### Work instructions
Could you echo back, unchanged, the lines of the listing below from the line containing "273, 448, 334]" up to and including the line containing "273, 178, 334]"?

[begin Record set]

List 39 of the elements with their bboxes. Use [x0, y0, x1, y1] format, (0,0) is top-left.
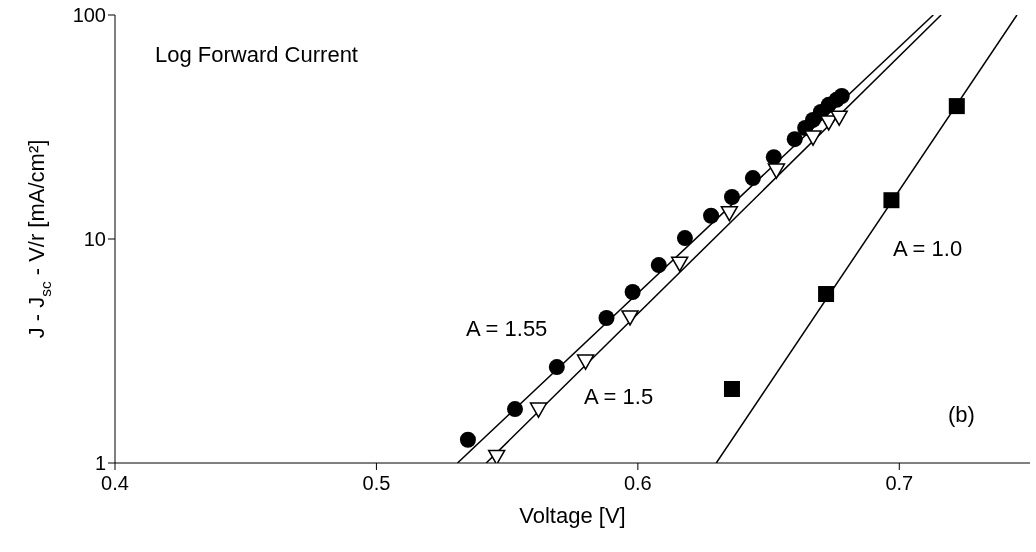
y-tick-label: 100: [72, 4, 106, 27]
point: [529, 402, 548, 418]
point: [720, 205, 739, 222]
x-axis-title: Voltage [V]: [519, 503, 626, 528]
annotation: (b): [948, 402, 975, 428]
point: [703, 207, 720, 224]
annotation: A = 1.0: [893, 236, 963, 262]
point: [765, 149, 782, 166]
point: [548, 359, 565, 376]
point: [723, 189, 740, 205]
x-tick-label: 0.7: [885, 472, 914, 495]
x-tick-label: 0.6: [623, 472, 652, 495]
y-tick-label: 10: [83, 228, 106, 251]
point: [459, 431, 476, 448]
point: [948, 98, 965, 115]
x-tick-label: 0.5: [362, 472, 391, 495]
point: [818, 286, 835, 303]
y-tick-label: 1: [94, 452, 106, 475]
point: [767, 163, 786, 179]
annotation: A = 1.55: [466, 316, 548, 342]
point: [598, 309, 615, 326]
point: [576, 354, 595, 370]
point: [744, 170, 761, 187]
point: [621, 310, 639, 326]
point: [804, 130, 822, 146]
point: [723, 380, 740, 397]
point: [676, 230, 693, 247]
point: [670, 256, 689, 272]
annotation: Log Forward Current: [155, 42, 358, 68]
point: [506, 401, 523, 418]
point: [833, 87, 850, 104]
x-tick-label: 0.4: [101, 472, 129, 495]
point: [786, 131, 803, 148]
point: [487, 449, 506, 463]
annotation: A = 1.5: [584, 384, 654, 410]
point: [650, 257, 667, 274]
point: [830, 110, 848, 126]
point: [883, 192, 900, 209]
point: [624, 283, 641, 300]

[end Record set]
[begin Record set]

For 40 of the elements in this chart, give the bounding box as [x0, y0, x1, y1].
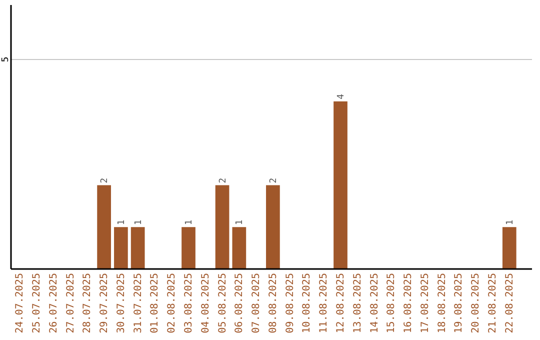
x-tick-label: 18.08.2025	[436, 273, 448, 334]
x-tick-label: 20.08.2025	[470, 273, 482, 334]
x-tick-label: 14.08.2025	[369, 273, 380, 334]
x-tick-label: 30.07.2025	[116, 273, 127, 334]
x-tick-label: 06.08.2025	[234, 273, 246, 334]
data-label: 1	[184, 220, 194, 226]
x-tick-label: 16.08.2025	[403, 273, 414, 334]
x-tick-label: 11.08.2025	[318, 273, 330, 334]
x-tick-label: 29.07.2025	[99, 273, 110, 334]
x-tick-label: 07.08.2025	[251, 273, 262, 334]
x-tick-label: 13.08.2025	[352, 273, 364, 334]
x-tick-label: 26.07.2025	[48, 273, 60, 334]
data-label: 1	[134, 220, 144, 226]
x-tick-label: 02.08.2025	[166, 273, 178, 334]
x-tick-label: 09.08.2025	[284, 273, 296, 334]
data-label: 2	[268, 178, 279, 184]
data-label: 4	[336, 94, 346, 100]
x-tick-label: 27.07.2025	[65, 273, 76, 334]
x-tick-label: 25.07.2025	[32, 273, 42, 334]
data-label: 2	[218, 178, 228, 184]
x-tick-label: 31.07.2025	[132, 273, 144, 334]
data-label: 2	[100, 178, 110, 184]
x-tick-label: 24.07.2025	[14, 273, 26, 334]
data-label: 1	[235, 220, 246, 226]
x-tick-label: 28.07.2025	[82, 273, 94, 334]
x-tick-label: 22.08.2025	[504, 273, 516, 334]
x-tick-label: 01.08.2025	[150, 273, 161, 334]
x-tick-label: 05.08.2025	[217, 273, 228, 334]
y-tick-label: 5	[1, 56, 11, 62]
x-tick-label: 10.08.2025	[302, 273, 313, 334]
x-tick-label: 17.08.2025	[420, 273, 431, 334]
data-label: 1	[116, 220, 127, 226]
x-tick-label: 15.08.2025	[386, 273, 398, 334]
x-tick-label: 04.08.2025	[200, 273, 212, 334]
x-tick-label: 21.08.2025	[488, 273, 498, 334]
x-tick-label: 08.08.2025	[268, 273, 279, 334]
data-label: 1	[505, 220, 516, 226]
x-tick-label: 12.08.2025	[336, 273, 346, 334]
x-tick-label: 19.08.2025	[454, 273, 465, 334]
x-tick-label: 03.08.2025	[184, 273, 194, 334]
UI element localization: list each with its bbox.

[end Record set]

### Solution to this task
x-tick-label: 18.08.2025	[436, 273, 448, 334]
x-tick-label: 20.08.2025	[470, 273, 482, 334]
x-tick-label: 14.08.2025	[369, 273, 380, 334]
x-tick-label: 30.07.2025	[116, 273, 127, 334]
x-tick-label: 06.08.2025	[234, 273, 246, 334]
data-label: 1	[184, 220, 194, 226]
x-tick-label: 16.08.2025	[403, 273, 414, 334]
x-tick-label: 11.08.2025	[318, 273, 330, 334]
x-tick-label: 29.07.2025	[99, 273, 110, 334]
x-tick-label: 07.08.2025	[251, 273, 262, 334]
x-tick-label: 13.08.2025	[352, 273, 364, 334]
x-tick-label: 26.07.2025	[48, 273, 60, 334]
data-label: 1	[134, 220, 144, 226]
x-tick-label: 02.08.2025	[166, 273, 178, 334]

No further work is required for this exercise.